-------- The data

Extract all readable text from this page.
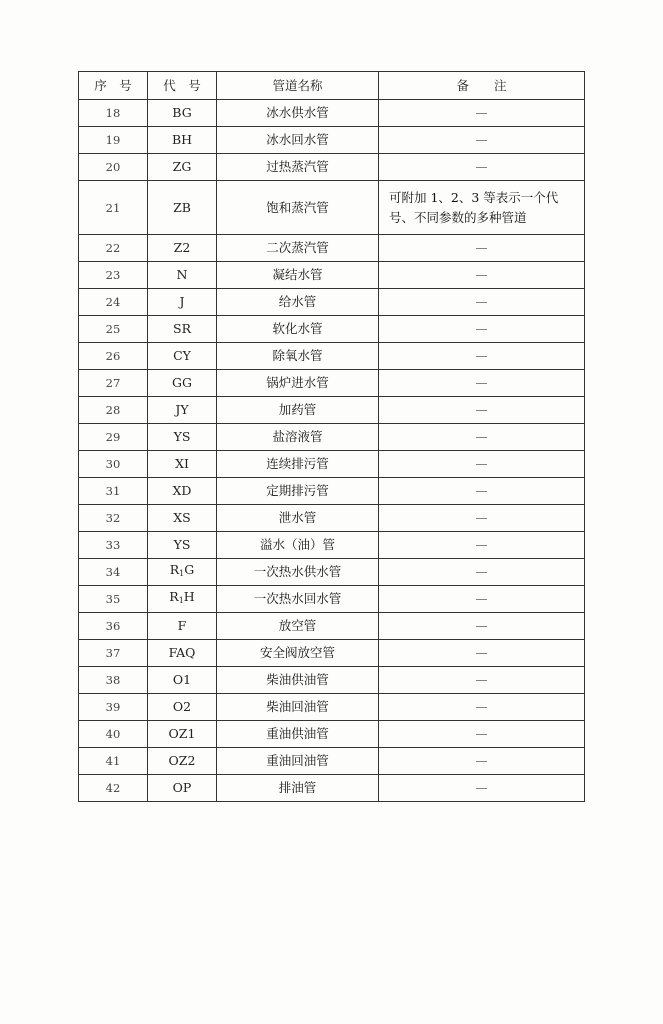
序　号	代　号	管道名称	备　　注
18	BG	冰水供水管	—
19	BH	冰水回水管	—
20	ZG	过热蒸汽管	—
21	ZB	饱和蒸汽管	可附加 1、2、3 等表示一个代号、不同参数的多种管道
22	Z2	二次蒸汽管	—
23	N	凝结水管	—
24	J	给水管	—
25	SR	软化水管	—
26	CY	除氧水管	—
27	GG	锅炉进水管	—
28	JY	加药管	—
29	YS	盐溶液管	—
30	XI	连续排污管	—
31	XD	定期排污管	—
32	XS	泄水管	—
33	YS	溢水（油）管	—
34	$R_1G$	一次热水供水管	—
35	$R_1H$	一次热水回水管	—
36	F	放空管	—
37	FAQ	安全阀放空管	—
38	O1	柴油供油管	—
39	O2	柴油回油管	—
40	OZ1	重油供油管	—
41	OZ2	重油回油管	—
42	OP	排油管	—
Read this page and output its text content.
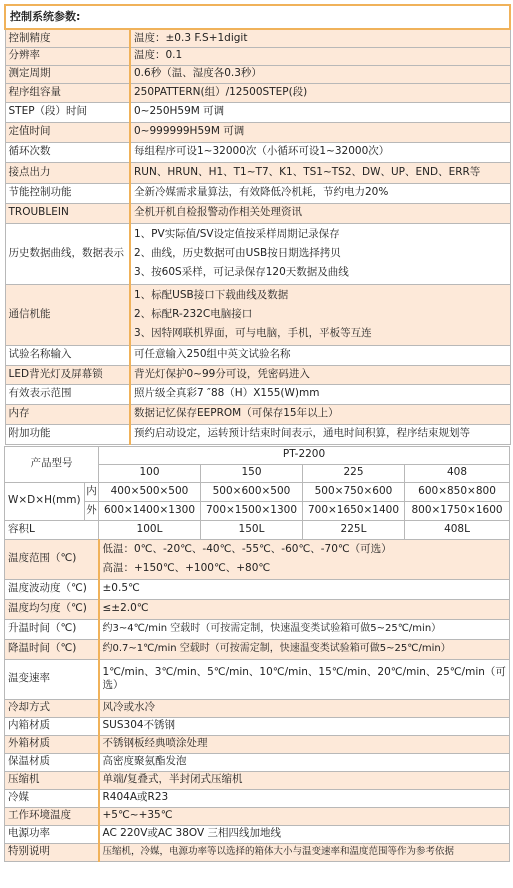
控制系统参数:	
控制精度	温度：±0.3 F.S+1digit
分辨率	温度：0.1
测定周期	0.6秒（温、湿度各0.3秒）
程序组容量	250PATTERN(组）/12500STEP(段)
STEP（段）时间	0~250H59M 可调
定值时间	0~999999H59M 可调
循环次数	每组程序可设1~32000次（小循环可设1~32000次）
接点出力	RUN、HRUN、H1、T1~T7、K1、TS1~TS2、DW、UP、END、ERR等
节能控制功能	全新冷媒需求量算法，有效降低冷机耗，节约电力20%
TROUBLEIN	全机开机自检报警动作相关处理资讯
历史数据曲线，数据表示	1、PV实际值/SV设定值按采样周期记录保存
2、曲线，历史数据可由USB按日期选择拷贝
3、按60S采样，可记录保存120天数据及曲线

通信机能	1、标配USB接口下载曲线及数据
2、标配R-232C电脑接口
3、因特网联机界面，可与电脑，手机，平板等互连

试验名称输入	可任意输入250组中英文试验名称
LED背光灯及屏幕锁	背光灯保护0~99分可设，凭密码进入
有效表示范围	照片级全真彩7 ″88（H）X155(W)mm
内存	数据记忆保存EEPROM（可保存15年以上）
附加功能	预约启动设定，运转预计结束时间表示，通电时间积算，程序结束规划等
产品型号		PT-2200			
		100	150	225	408
W×D×H(mm)	内	400×500×500	500×600×500	500×750×600	600×850×800
	外	600×1400×1300	700×1500×1300	700×1650×1400	800×1750×1600
容积L		100L	150L	225L	408L
温度范围（℃)		低温：0℃、-20℃、-40℃、-55℃、-60℃、-70℃（可选）
高温：+150℃、+100℃、+80℃			

温度波动度（℃)		±0.5℃			
温度均匀度（℃)		≤±2.0℃			
升温时间（℃)		约3~4℃/min 空载时（可按需定制，快速温变类试验箱可做5~25℃/min）			
降温时间（℃)		约0.7~1℃/min 空载时（可按需定制，快速温变类试验箱可做5~25℃/min）			
温变速率		1℃/min、3℃/min、5℃/min、10℃/min、15℃/min、20℃/min、25℃/min（可选）			
冷却方式		风冷或水冷			
内箱材质		SUS304不锈钢			
外箱材质		不锈钢板经典喷涂处理			
保温材质		高密度聚氨酯发泡			
压缩机		单端/复叠式，半封闭式压缩机			
冷媒		R404A或R23			
工作环境温度		+5℃~+35℃			
电源功率		AC 220V或AC 38OV 三相四线加地线			
特别说明		压缩机，冷媒，电源功率等以选择的箱体大小与温变速率和温度范围等作为参考依据			
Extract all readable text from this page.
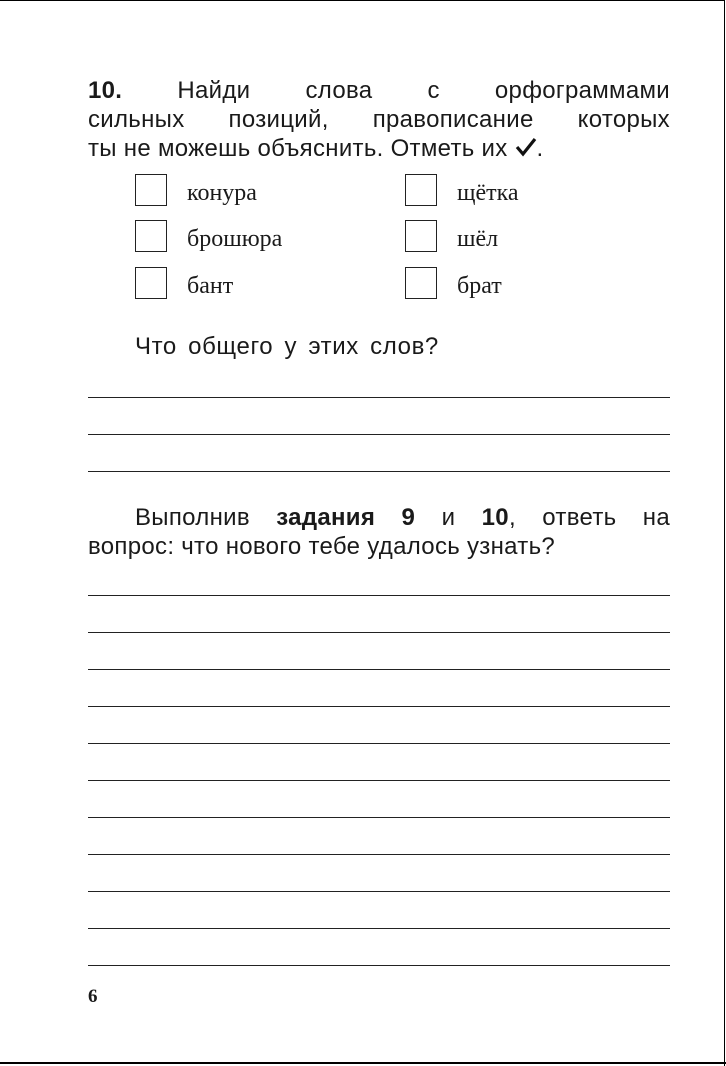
10. Найди слова с орфограммами
сильных позиций, правописание которых
ты не можешь объяснить. Отметь их .
конура
брошюра
бант
щётка
шёл
брат
Что общего у этих слов?
Выполнив задания 9 и 10, ответь на
вопрос: что нового тебе удалось узнать?
6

----------------

**Instructions to follow**
Give the data again exactly as written, with all pictures left out.

**The output**
Extract all readable text from this page.
序　号	代　号	管道名称	备　　注
18	BG	冰水供水管	—
19	BH	冰水回水管	—
20	ZG	过热蒸汽管	—
21	ZB	饱和蒸汽管	可附加 1、2、3 等表示一个代号、不同参数的多种管道
22	Z2	二次蒸汽管	—
23	N	凝结水管	—
24	J	给水管	—
25	SR	软化水管	—
26	CY	除氧水管	—
27	GG	锅炉进水管	—
28	JY	加药管	—
29	YS	盐溶液管	—
30	XI	连续排污管	—
31	XD	定期排污管	—
32	XS	泄水管	—
33	YS	溢水（油）管	—
34	$R_1G$	一次热水供水管	—
35	$R_1H$	一次热水回水管	—
36	F	放空管	—
37	FAQ	安全阀放空管	—
38	O1	柴油供油管	—
39	O2	柴油回油管	—
40	OZ1	重油供油管	—
41	OZ2	重油回油管	—
42	OP	排油管	—
Read this page and output its text content.
控制系统参数:	
控制精度	温度：±0.3 F.S+1digit
分辨率	温度：0.1
测定周期	0.6秒（温、湿度各0.3秒）
程序组容量	250PATTERN(组）/12500STEP(段)
STEP（段）时间	0~250H59M 可调
定值时间	0~999999H59M 可调
循环次数	每组程序可设1~32000次（小循环可设1~32000次）
接点出力	RUN、HRUN、H1、T1~T7、K1、TS1~TS2、DW、UP、END、ERR等
节能控制功能	全新冷媒需求量算法，有效降低冷机耗，节约电力20%
TROUBLEIN	全机开机自检报警动作相关处理资讯
历史数据曲线，数据表示	1、PV实际值/SV设定值按采样周期记录保存
2、曲线，历史数据可由USB按日期选择拷贝
3、按60S采样，可记录保存120天数据及曲线

通信机能	1、标配USB接口下载曲线及数据
2、标配R-232C电脑接口
3、因特网联机界面，可与电脑，手机，平板等互连

试验名称输入	可任意输入250组中英文试验名称
LED背光灯及屏幕锁	背光灯保护0~99分可设，凭密码进入
有效表示范围	照片级全真彩7 ″88（H）X155(W)mm
内存	数据记忆保存EEPROM（可保存15年以上）
附加功能	预约启动设定，运转预计结束时间表示，通电时间积算，程序结束规划等
产品型号		PT-2200			
		100	150	225	408
W×D×H(mm)	内	400×500×500	500×600×500	500×750×600	600×850×800
	外	600×1400×1300	700×1500×1300	700×1650×1400	800×1750×1600
容积L		100L	150L	225L	408L
温度范围（℃)		低温：0℃、-20℃、-40℃、-55℃、-60℃、-70℃（可选）
高温：+150℃、+100℃、+80℃			

温度波动度（℃)		±0.5℃			
温度均匀度（℃)		≤±2.0℃			
升温时间（℃)		约3~4℃/min 空载时（可按需定制，快速温变类试验箱可做5~25℃/min）			
降温时间（℃)		约0.7~1℃/min 空载时（可按需定制，快速温变类试验箱可做5~25℃/min）			
温变速率		1℃/min、3℃/min、5℃/min、10℃/min、15℃/min、20℃/min、25℃/min（可选）			
冷却方式		风冷或水冷			
内箱材质		SUS304不锈钢			
外箱材质		不锈钢板经典喷涂处理			
保温材质		高密度聚氨酯发泡			
压缩机		单端/复叠式，半封闭式压缩机			
冷媒		R404A或R23			
工作环境温度		+5℃~+35℃			
电源功率		AC 220V或AC 38OV 三相四线加地线			
特别说明		压缩机，冷媒，电源功率等以选择的箱体大小与温变速率和温度范围等作为参考依据			
Extract all readable text from this page.
10. Найди слова с орфограммами
сильных позиций, правописание которых
ты не можешь объяснить. Отметь их .
конура
брошюра
бант
щётка
шёл
брат
Что общего у этих слов?
Выполнив задания 9 и 10, ответь на
вопрос: что нового тебе удалось узнать?
6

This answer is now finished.